(Dataset records)
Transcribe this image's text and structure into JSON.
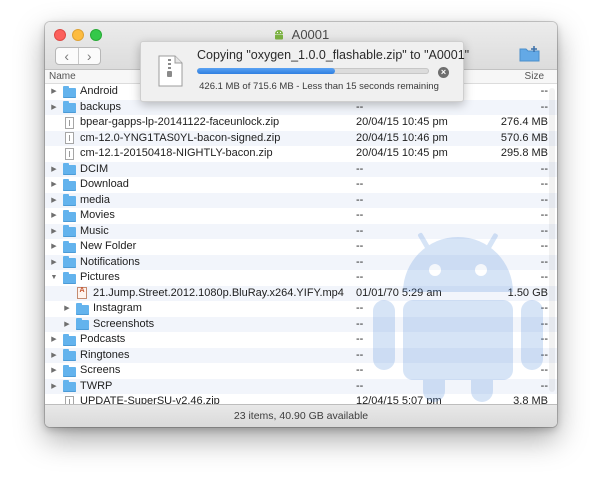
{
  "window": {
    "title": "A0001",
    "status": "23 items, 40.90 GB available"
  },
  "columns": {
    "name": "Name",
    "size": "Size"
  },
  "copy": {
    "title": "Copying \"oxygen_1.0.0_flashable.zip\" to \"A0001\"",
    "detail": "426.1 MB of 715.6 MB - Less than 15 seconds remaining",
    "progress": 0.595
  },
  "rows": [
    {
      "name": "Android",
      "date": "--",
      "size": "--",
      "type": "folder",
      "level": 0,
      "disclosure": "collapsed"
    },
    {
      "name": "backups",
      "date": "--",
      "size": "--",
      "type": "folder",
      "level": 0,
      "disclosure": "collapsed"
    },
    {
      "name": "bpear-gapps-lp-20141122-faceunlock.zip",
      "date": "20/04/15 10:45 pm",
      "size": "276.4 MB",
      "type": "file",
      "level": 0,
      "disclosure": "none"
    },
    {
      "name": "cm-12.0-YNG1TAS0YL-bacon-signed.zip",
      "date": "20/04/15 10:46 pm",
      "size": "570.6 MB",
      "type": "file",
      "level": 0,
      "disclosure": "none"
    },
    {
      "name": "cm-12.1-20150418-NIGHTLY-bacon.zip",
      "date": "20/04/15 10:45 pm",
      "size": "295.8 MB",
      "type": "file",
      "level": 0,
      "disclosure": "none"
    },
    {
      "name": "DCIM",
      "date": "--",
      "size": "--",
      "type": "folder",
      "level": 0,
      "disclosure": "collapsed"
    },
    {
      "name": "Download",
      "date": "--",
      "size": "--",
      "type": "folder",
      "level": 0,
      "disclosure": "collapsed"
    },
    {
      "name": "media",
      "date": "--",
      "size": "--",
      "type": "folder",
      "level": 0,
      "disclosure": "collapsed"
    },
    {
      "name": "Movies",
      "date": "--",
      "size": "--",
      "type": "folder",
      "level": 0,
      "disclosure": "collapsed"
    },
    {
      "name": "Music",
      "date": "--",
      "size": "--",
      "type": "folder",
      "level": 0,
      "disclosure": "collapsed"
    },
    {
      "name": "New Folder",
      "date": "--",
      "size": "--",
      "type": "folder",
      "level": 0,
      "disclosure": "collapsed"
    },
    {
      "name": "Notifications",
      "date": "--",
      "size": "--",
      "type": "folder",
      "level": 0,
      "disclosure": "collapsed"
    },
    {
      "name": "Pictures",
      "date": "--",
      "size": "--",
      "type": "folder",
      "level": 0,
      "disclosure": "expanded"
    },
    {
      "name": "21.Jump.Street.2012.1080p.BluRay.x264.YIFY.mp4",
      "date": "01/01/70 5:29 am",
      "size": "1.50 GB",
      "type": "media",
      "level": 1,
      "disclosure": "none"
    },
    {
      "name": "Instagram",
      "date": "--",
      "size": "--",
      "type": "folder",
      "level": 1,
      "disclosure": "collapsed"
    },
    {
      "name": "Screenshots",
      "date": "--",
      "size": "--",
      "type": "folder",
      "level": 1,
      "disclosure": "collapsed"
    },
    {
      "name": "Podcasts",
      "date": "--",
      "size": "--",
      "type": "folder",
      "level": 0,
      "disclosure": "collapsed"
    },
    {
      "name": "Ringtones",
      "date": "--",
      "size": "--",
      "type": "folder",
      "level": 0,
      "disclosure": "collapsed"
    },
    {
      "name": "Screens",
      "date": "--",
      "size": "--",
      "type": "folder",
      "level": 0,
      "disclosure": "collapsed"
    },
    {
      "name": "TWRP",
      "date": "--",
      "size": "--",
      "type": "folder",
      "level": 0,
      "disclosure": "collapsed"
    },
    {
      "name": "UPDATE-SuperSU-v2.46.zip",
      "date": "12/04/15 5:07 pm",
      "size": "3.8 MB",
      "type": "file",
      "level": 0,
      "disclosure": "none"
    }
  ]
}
--
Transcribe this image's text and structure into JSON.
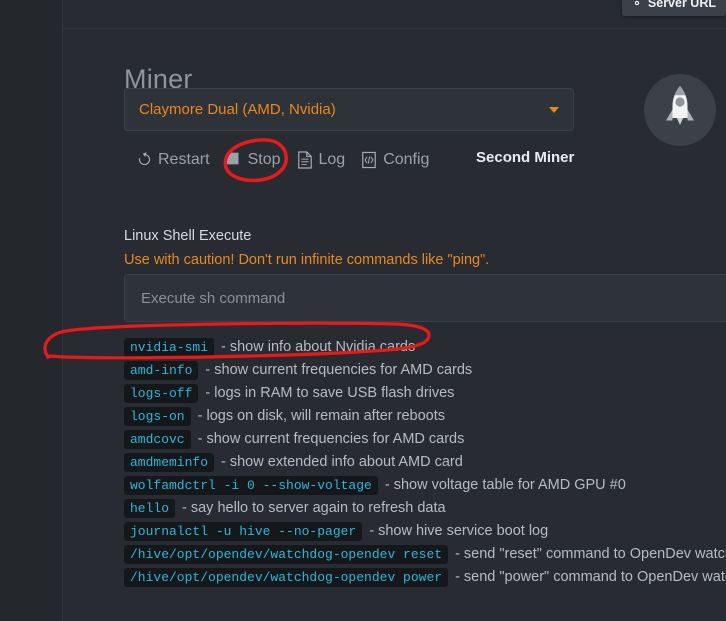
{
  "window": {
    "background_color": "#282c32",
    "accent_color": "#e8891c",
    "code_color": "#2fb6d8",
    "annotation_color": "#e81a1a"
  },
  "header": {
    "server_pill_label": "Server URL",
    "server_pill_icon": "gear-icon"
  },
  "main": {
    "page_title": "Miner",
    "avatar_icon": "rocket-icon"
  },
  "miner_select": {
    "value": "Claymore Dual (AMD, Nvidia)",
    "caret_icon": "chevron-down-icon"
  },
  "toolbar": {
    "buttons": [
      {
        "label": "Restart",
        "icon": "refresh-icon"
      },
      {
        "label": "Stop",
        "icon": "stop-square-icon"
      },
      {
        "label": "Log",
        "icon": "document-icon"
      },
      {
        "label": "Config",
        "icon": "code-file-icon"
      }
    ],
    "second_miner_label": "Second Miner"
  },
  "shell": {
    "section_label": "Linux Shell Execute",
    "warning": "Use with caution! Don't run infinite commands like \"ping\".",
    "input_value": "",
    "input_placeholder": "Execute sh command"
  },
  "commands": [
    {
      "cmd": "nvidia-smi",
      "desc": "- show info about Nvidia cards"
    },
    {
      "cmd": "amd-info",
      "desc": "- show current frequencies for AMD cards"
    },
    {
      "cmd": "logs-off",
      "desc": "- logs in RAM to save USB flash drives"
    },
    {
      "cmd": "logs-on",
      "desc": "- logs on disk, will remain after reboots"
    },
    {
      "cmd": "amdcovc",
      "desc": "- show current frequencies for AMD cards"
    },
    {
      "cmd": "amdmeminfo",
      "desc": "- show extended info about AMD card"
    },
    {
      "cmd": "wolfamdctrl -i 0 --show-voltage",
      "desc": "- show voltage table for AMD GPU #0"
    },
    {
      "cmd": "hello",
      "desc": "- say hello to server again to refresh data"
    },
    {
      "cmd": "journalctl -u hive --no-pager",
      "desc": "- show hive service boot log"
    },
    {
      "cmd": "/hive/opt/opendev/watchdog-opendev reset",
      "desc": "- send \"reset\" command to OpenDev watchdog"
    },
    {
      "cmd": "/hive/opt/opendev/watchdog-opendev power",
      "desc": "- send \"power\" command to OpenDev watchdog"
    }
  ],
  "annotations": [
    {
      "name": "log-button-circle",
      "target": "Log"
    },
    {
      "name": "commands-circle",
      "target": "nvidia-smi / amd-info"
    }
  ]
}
* * *
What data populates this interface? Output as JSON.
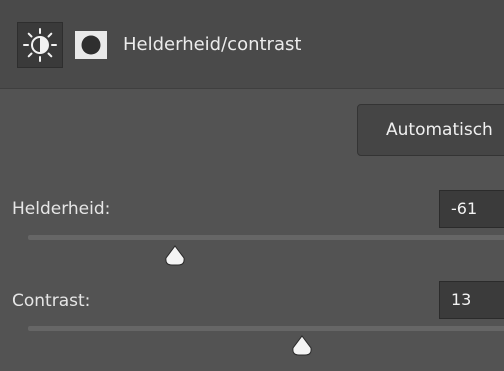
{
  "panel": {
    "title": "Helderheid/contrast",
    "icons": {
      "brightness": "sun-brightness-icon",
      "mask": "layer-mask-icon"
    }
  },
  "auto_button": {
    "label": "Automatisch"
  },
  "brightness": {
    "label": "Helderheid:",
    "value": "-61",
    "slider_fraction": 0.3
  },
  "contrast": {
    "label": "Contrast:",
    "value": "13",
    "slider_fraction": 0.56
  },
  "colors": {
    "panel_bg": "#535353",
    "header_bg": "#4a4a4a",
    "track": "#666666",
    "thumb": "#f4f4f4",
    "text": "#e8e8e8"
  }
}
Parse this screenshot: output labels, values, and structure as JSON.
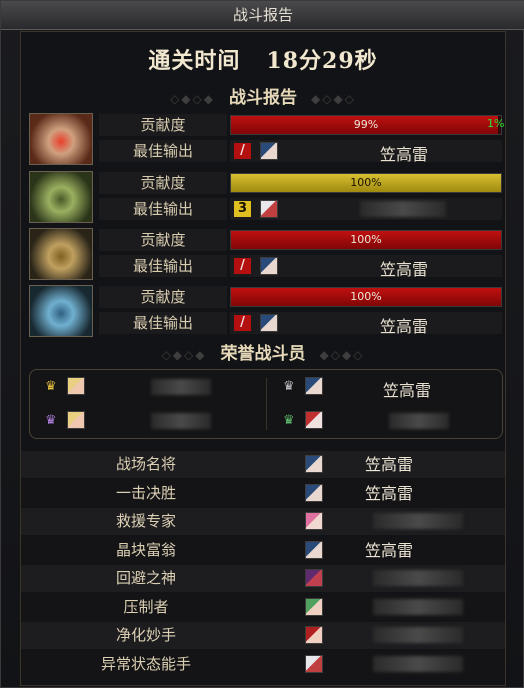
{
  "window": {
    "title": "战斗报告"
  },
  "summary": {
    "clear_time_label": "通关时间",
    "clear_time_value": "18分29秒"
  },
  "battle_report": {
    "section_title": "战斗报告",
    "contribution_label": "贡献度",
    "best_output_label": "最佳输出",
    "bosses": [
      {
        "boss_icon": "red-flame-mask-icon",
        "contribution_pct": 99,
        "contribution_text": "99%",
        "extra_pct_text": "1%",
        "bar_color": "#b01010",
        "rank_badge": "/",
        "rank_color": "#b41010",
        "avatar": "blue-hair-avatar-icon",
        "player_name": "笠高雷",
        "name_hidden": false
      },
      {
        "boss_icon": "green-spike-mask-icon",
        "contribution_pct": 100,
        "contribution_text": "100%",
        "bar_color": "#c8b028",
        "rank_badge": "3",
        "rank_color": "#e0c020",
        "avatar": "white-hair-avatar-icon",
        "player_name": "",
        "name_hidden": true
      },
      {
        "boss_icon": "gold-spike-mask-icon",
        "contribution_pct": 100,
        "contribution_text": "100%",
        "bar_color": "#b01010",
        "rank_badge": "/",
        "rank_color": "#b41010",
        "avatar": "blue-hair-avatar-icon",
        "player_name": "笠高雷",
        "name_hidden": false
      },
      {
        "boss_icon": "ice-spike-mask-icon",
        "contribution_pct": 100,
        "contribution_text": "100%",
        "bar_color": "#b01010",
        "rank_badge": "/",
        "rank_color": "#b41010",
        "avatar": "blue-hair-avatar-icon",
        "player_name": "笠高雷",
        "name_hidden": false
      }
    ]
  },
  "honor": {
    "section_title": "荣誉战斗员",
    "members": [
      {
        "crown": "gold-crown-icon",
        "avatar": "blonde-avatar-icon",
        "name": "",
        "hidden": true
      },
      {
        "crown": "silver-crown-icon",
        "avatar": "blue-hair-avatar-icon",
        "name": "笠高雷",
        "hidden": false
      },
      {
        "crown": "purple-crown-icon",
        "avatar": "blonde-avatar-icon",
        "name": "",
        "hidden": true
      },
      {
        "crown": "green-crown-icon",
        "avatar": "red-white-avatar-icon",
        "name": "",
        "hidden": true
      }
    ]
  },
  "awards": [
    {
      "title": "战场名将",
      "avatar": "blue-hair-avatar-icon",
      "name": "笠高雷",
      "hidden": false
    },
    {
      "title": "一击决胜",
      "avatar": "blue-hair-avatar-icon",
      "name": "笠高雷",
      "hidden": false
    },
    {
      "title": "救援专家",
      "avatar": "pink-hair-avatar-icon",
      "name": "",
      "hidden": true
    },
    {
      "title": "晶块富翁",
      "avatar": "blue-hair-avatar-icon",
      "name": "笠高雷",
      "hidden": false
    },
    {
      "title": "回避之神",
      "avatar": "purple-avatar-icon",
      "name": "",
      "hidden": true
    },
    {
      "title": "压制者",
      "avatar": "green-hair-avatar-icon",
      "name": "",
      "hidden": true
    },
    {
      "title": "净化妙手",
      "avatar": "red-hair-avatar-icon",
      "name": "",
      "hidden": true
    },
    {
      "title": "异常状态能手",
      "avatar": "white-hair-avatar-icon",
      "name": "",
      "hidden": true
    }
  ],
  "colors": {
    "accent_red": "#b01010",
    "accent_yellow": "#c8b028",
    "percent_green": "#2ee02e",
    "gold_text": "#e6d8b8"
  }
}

## STATED GOAL
Report every line in the data above in which the word "about" appears.

## RESULT BELOW
      "desc": "- show info about Nvidia cards"
      "desc": "- show extended info about AMD card"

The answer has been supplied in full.